> _Written problem_
Note each line that includes the word "image". Copy those lines.

╭─ Data shown

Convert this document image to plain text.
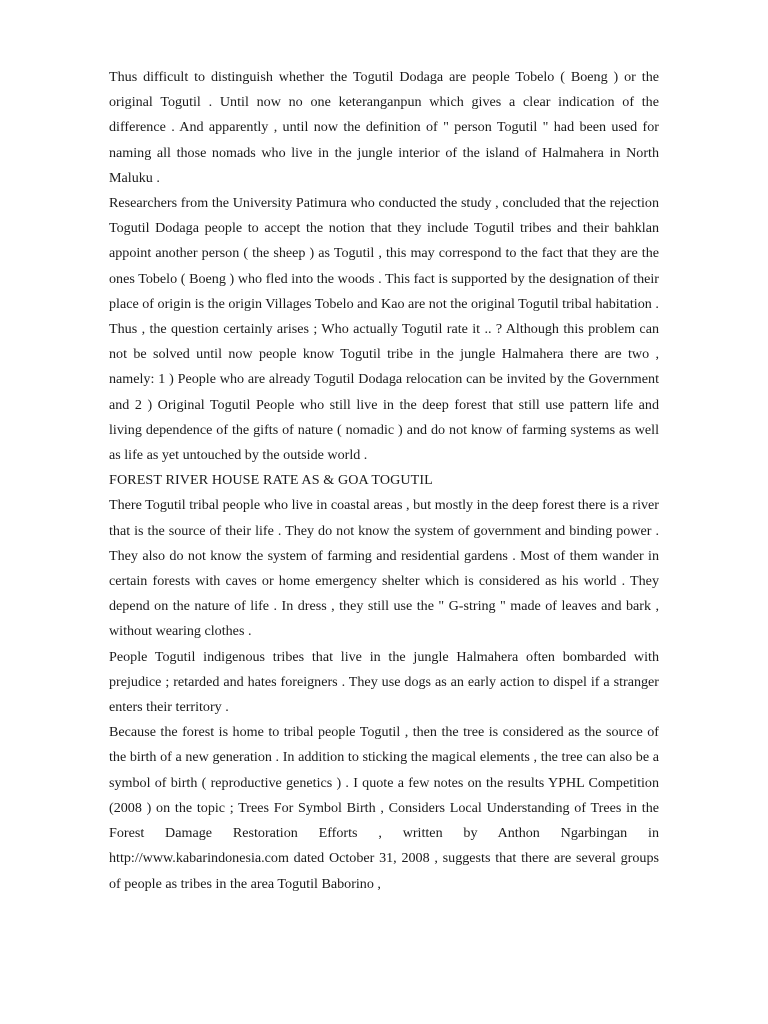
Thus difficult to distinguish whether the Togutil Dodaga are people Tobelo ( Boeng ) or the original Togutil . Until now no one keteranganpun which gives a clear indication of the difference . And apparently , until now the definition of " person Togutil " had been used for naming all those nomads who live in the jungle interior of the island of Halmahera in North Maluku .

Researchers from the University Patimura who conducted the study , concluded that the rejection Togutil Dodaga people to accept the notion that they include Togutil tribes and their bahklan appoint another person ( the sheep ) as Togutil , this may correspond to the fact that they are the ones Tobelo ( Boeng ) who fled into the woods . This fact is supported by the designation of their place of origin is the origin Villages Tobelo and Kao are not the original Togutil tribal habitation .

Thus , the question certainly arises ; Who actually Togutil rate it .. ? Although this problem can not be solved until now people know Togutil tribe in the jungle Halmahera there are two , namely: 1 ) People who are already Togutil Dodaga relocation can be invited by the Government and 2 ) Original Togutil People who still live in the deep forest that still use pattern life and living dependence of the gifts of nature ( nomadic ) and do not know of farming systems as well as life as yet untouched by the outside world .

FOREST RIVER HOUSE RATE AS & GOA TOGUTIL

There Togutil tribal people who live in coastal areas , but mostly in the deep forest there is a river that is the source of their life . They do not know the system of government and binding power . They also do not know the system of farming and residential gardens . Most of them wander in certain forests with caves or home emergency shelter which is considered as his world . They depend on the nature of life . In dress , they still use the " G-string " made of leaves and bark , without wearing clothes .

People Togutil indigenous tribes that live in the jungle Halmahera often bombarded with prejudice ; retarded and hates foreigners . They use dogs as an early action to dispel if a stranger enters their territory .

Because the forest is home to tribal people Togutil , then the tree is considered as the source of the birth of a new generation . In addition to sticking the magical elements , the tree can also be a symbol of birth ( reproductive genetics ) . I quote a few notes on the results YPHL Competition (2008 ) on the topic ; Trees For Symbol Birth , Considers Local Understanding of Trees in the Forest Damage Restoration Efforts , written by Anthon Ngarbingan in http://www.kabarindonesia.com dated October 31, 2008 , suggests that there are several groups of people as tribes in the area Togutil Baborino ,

╰─
╭─ Data shown

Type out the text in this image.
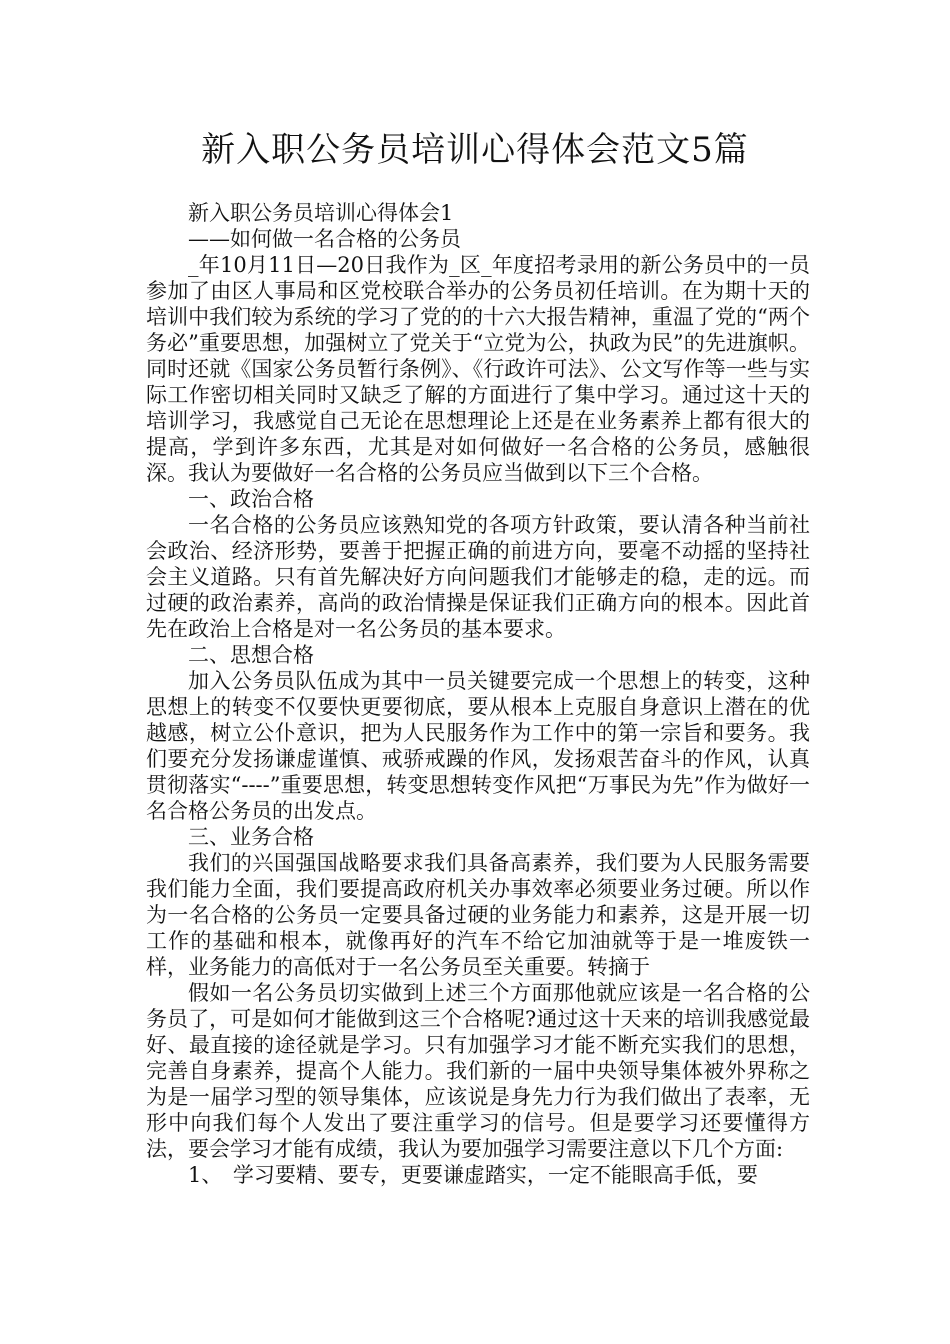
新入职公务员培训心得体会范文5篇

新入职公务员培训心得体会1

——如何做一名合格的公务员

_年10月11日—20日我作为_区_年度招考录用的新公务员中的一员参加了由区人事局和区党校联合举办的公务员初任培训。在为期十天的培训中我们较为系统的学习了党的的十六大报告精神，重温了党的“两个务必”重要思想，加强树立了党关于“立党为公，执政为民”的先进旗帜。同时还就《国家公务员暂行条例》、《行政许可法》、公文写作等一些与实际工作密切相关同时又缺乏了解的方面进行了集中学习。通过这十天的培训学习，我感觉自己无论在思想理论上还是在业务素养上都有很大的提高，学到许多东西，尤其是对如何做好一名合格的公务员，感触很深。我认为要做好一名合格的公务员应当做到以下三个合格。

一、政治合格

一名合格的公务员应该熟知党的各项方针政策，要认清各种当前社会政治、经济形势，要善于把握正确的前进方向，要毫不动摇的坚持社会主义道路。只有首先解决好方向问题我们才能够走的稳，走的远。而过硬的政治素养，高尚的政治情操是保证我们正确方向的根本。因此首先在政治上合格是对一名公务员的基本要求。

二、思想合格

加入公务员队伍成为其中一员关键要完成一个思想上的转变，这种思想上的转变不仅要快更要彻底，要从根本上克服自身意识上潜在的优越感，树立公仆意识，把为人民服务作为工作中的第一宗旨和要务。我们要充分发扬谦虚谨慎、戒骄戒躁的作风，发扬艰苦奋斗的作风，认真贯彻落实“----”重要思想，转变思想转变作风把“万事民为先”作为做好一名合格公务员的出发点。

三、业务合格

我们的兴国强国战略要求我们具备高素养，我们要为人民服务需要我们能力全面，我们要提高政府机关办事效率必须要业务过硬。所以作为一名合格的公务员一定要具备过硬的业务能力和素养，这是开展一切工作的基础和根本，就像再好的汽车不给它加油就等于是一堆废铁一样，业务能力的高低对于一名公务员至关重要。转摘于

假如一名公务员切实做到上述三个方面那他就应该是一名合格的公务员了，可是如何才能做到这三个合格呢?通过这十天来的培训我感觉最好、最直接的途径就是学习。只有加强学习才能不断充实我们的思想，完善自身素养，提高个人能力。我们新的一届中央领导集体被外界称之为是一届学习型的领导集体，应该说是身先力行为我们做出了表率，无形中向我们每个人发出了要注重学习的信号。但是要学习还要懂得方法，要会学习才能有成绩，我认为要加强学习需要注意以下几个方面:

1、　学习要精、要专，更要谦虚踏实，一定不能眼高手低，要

╰─

> _Expected answer_
Convert this document image to plain text.
Type out the text in this image.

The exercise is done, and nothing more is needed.